*Given problem*
Filter out everything except lines holding "trace".

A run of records
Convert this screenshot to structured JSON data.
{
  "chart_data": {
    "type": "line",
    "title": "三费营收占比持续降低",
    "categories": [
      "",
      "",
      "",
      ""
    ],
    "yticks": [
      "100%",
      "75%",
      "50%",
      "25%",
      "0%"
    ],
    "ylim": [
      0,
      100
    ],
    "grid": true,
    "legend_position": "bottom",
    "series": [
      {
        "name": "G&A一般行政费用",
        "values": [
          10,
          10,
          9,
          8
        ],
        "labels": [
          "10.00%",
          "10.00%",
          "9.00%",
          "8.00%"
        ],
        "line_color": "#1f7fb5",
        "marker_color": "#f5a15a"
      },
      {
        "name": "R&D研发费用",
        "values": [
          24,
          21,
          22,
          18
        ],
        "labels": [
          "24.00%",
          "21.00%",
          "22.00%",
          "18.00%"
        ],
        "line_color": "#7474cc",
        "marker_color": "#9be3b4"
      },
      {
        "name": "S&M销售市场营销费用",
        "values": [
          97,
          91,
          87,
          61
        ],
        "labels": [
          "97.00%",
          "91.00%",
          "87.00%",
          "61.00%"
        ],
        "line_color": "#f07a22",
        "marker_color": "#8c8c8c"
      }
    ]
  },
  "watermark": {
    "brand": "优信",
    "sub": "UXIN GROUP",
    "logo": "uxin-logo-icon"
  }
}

...

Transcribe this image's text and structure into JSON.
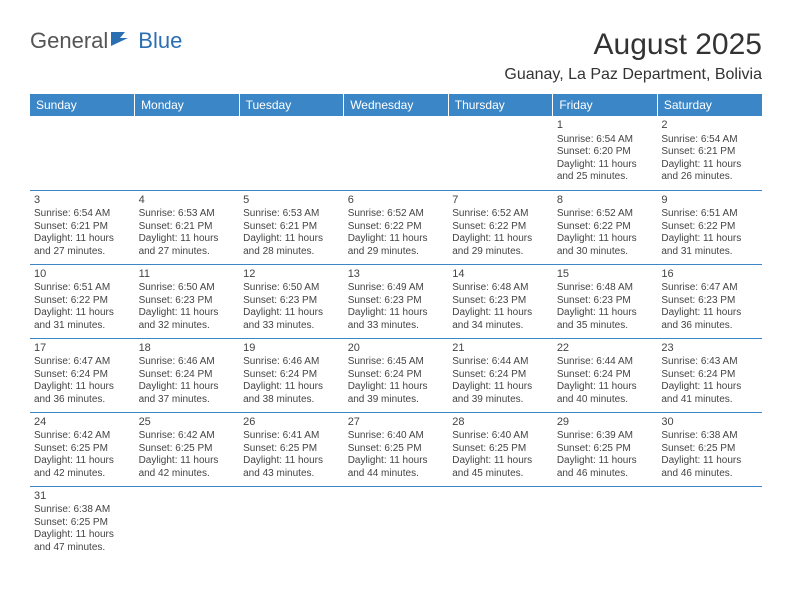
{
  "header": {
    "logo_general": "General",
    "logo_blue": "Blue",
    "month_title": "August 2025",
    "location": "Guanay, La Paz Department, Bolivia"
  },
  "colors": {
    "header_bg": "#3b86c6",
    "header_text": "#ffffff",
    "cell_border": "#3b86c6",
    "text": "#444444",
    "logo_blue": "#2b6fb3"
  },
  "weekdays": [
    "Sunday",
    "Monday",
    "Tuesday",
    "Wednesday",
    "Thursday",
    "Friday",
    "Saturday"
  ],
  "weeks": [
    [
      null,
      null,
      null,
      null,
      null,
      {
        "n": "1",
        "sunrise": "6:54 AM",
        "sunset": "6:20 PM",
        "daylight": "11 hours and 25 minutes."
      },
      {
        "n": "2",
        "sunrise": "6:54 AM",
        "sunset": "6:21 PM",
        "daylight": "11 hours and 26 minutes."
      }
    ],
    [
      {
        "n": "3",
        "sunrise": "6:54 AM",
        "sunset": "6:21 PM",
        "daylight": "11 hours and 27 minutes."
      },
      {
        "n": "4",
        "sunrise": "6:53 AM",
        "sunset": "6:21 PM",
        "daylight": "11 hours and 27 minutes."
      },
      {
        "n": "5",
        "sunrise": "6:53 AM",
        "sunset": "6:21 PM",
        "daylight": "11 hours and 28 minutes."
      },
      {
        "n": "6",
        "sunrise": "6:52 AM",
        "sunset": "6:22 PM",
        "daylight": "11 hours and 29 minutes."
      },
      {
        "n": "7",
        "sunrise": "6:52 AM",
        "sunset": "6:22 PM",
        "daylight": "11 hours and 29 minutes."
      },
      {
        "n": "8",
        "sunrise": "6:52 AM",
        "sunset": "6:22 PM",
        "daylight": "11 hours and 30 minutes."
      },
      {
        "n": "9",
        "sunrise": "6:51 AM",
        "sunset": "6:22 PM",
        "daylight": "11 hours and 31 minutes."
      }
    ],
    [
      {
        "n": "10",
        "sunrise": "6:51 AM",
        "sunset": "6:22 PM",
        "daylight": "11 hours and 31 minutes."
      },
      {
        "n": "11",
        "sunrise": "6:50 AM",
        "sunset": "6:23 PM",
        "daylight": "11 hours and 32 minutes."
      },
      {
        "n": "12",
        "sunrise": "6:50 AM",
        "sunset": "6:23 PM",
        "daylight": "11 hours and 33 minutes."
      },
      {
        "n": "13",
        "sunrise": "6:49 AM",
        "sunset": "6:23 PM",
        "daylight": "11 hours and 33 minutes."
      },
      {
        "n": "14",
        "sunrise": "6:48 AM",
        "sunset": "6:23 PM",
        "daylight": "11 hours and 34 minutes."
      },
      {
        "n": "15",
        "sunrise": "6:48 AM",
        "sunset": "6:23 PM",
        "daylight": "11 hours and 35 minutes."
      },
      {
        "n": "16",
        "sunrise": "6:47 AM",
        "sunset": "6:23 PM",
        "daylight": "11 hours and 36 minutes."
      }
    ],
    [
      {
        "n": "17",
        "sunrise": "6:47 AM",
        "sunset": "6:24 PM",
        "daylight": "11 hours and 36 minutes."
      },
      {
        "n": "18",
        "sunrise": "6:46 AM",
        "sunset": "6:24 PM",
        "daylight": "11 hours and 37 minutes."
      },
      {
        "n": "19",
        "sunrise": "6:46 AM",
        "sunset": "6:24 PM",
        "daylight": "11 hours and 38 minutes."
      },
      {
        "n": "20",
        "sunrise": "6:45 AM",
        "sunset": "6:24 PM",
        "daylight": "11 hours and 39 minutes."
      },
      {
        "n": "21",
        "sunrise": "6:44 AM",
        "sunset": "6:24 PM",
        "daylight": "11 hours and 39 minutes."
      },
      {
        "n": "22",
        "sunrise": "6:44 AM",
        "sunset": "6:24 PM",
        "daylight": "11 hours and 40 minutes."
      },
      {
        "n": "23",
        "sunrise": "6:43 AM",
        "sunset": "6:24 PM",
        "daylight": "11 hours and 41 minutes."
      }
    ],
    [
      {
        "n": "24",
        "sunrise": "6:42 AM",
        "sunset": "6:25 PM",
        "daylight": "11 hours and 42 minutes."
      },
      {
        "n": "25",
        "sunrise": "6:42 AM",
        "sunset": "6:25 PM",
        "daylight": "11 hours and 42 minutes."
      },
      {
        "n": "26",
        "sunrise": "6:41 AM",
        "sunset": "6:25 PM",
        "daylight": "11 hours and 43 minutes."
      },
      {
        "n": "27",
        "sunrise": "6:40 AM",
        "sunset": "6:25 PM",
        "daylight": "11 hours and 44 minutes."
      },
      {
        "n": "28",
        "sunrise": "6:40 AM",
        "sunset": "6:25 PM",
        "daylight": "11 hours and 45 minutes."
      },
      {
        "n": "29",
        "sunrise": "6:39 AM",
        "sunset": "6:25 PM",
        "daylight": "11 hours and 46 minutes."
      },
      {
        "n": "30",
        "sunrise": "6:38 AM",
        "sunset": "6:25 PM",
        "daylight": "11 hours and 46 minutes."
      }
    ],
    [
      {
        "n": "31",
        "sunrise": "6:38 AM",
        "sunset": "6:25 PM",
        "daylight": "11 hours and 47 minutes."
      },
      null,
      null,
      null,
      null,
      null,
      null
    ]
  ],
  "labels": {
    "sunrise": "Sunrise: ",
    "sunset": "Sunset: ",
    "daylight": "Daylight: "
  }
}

==

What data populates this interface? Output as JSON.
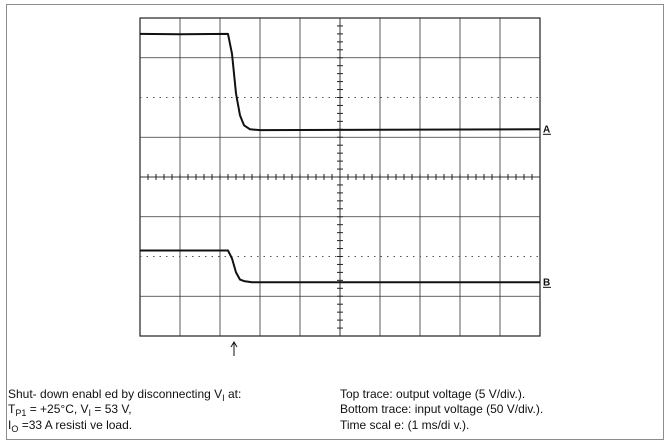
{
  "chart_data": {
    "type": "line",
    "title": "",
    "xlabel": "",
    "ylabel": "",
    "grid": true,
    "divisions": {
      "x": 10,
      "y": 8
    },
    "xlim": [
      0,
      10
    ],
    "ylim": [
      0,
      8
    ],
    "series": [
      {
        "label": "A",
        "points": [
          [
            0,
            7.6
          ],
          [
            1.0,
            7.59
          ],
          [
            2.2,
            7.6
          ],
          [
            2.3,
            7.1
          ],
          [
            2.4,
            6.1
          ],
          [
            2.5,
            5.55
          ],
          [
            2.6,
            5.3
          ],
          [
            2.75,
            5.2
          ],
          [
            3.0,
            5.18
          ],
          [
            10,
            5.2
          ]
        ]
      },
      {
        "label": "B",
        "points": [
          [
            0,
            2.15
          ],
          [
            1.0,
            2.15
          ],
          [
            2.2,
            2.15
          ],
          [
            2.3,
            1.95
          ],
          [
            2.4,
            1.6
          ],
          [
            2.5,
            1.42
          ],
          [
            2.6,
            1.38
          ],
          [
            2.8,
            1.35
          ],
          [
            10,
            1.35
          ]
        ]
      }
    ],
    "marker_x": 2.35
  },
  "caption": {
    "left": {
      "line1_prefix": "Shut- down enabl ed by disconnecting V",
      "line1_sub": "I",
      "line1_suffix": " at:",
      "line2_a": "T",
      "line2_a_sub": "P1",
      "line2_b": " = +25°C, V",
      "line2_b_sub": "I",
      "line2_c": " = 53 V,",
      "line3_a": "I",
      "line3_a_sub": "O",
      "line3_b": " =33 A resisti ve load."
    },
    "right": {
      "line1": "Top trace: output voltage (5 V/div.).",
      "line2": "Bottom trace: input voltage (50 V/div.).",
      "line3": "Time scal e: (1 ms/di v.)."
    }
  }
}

*Result for this task*
      "line1": "Top trace: output voltage (5 V/div.).",
      "line2": "Bottom trace: input voltage (50 V/div.).",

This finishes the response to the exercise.